== DATA FOR THE TASK ==
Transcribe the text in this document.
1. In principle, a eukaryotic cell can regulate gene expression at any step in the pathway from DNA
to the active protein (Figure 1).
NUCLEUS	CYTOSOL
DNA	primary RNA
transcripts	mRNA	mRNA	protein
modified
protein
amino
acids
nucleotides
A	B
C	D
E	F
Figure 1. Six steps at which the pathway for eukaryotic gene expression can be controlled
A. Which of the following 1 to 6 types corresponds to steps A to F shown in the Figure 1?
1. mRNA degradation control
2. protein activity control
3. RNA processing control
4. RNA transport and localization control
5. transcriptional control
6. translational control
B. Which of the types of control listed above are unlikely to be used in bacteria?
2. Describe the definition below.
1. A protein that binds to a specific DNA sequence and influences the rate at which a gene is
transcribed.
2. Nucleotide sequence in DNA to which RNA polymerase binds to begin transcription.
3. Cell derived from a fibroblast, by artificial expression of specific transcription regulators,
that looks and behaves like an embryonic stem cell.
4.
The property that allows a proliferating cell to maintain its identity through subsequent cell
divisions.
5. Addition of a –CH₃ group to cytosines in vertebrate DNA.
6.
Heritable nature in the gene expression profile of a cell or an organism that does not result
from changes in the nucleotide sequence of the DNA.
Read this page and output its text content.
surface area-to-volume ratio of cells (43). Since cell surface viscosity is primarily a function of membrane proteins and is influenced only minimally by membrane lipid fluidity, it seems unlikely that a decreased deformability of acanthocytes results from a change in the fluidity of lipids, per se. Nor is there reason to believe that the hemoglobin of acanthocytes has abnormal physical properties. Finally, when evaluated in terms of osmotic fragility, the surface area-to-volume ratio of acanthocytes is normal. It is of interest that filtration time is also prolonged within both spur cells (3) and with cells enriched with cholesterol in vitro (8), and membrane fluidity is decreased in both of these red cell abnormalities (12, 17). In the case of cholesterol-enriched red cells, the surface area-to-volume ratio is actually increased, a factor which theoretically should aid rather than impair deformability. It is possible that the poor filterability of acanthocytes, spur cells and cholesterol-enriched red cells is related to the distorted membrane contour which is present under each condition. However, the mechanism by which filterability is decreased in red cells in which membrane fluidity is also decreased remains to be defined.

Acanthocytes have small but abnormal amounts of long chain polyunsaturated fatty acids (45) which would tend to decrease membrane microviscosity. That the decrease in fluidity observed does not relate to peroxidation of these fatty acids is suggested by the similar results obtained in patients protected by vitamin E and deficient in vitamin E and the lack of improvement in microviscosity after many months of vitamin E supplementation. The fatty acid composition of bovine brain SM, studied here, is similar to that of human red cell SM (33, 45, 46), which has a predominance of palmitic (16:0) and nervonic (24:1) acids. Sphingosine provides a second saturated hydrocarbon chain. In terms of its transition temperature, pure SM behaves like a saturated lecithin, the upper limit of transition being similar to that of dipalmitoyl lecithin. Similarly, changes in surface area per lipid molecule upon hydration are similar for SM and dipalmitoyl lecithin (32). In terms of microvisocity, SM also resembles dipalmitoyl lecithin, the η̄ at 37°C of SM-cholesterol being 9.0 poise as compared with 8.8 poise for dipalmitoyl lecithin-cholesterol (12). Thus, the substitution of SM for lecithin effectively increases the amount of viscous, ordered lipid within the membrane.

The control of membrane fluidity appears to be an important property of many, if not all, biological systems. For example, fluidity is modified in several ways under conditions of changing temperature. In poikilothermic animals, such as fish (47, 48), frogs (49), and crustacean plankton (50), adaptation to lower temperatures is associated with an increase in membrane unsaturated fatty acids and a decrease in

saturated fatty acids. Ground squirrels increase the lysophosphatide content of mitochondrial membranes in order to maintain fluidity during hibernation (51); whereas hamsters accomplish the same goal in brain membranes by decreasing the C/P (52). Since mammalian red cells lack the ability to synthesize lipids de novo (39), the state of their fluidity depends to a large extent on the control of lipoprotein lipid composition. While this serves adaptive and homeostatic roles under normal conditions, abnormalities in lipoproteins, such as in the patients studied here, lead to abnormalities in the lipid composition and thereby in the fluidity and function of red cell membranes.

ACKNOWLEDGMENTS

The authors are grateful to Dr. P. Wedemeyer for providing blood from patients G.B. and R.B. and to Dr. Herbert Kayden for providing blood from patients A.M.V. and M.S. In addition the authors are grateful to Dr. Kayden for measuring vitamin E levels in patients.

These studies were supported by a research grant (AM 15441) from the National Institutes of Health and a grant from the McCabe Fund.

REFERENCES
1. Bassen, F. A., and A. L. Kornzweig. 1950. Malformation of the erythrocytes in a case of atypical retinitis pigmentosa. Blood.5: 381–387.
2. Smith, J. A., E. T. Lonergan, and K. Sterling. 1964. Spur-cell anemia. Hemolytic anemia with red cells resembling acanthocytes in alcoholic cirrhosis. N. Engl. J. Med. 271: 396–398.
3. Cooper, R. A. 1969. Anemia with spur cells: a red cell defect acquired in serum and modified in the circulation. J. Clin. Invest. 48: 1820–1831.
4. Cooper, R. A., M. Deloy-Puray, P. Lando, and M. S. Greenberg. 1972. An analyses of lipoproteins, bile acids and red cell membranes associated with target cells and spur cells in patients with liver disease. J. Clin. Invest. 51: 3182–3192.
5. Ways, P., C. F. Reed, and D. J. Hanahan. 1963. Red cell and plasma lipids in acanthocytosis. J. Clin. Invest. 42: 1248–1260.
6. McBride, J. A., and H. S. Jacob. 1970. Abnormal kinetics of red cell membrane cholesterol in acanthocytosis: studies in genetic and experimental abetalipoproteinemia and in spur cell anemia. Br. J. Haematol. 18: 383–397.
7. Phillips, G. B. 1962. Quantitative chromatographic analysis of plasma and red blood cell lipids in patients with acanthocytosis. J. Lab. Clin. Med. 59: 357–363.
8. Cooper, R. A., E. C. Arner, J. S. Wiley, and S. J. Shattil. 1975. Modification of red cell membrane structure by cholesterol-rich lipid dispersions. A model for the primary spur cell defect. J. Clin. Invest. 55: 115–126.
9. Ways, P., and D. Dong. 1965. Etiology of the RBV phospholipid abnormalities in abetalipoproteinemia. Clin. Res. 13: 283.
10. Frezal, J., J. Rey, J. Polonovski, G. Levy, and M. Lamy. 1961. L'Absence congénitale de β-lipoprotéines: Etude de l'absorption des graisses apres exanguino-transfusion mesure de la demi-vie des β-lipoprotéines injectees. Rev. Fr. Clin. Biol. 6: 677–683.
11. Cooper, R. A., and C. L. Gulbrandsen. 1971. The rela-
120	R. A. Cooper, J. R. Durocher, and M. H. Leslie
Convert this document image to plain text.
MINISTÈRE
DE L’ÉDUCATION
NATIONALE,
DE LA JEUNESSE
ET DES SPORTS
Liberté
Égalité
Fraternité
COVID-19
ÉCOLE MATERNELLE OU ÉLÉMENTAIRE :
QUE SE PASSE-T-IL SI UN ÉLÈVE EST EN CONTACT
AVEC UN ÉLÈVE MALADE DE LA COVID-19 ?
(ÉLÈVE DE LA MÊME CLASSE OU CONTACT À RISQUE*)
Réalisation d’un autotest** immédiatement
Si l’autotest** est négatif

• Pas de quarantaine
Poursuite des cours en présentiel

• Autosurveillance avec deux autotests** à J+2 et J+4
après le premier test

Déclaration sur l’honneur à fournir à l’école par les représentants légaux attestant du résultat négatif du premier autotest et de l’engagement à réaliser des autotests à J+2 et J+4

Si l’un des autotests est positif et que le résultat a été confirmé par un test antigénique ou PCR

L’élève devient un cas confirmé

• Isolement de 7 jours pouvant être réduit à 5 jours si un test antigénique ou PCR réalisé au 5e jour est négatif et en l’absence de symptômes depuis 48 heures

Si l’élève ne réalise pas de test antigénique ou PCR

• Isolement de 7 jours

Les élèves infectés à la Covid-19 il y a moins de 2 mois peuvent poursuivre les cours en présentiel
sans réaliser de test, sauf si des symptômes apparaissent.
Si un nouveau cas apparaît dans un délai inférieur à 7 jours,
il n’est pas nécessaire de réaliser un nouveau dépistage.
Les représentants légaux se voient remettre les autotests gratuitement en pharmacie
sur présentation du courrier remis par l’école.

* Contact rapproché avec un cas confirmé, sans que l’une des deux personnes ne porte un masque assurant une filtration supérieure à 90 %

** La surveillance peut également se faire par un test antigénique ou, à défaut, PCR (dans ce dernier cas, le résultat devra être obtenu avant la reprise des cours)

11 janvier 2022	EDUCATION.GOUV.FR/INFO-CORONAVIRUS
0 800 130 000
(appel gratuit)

== GOAL OF THE EXERCISE ==
Match on "mRNA" and copy out every line of the entries that contains it.

== EXERCISE SOLUTION ==
transcripts	mRNA	mRNA	protein
1. mRNA degradation control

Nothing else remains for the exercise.